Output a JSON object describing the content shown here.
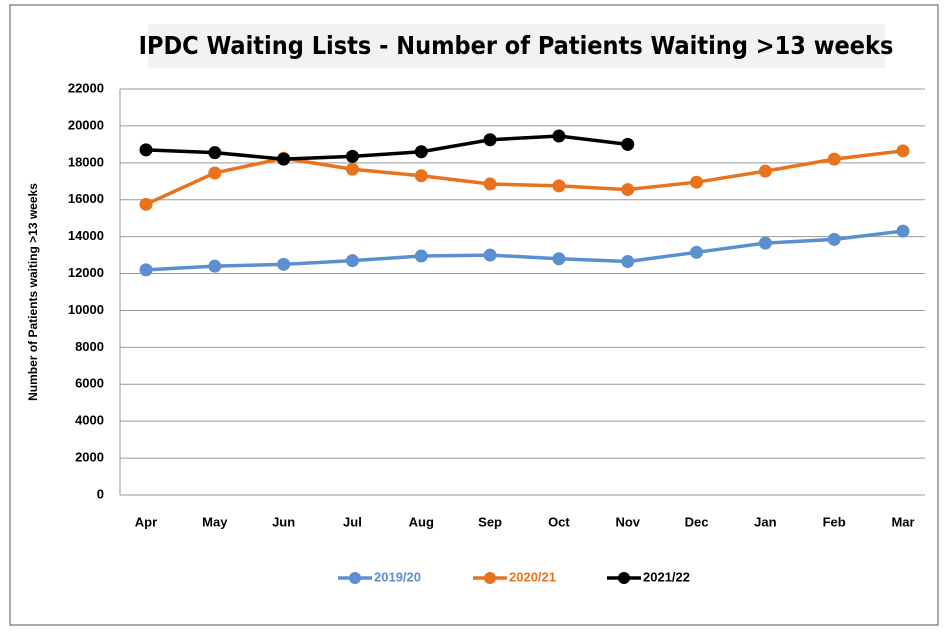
{
  "chart_data": {
    "type": "line",
    "title": "IPDC Waiting Lists - Number of Patients Waiting >13 weeks",
    "y_label": "Number of Patients waiting >13 weeks",
    "categories": [
      "Apr",
      "May",
      "Jun",
      "Jul",
      "Aug",
      "Sep",
      "Oct",
      "Nov",
      "Dec",
      "Jan",
      "Feb",
      "Mar"
    ],
    "series": [
      {
        "name": "2019/20",
        "color": "#5b8fd0",
        "values": [
          12200,
          12400,
          12500,
          12700,
          12950,
          13000,
          12800,
          12650,
          13150,
          13650,
          13850,
          14300
        ]
      },
      {
        "name": "2020/21",
        "color": "#e9731c",
        "values": [
          15750,
          17450,
          18250,
          17650,
          17300,
          16850,
          16750,
          16550,
          16950,
          17550,
          18200,
          18650
        ]
      },
      {
        "name": "2021/22",
        "color": "#000000",
        "values": [
          18700,
          18550,
          18200,
          18350,
          18600,
          19250,
          19450,
          19000,
          null,
          null,
          null,
          null
        ]
      }
    ],
    "ylim": [
      0,
      22000
    ],
    "yticks": [
      0,
      2000,
      4000,
      6000,
      8000,
      10000,
      12000,
      14000,
      16000,
      18000,
      20000,
      22000
    ],
    "grid": true,
    "legend": "bottom"
  }
}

- - - - -

**REQUIREMENT**
Copy every entry above exactly as it stands, but leave the pictures out.

**SOLUTION**
Output a JSON object describing the content shown here.
{
  "chart_data": {
    "type": "line",
    "title": "IPDC Waiting Lists - Number of Patients Waiting >13 weeks",
    "y_label": "Number of Patients waiting >13 weeks",
    "categories": [
      "Apr",
      "May",
      "Jun",
      "Jul",
      "Aug",
      "Sep",
      "Oct",
      "Nov",
      "Dec",
      "Jan",
      "Feb",
      "Mar"
    ],
    "series": [
      {
        "name": "2019/20",
        "color": "#5b8fd0",
        "values": [
          12200,
          12400,
          12500,
          12700,
          12950,
          13000,
          12800,
          12650,
          13150,
          13650,
          13850,
          14300
        ]
      },
      {
        "name": "2020/21",
        "color": "#e9731c",
        "values": [
          15750,
          17450,
          18250,
          17650,
          17300,
          16850,
          16750,
          16550,
          16950,
          17550,
          18200,
          18650
        ]
      },
      {
        "name": "2021/22",
        "color": "#000000",
        "values": [
          18700,
          18550,
          18200,
          18350,
          18600,
          19250,
          19450,
          19000,
          null,
          null,
          null,
          null
        ]
      }
    ],
    "ylim": [
      0,
      22000
    ],
    "yticks": [
      0,
      2000,
      4000,
      6000,
      8000,
      10000,
      12000,
      14000,
      16000,
      18000,
      20000,
      22000
    ],
    "grid": true,
    "legend": "bottom"
  }
}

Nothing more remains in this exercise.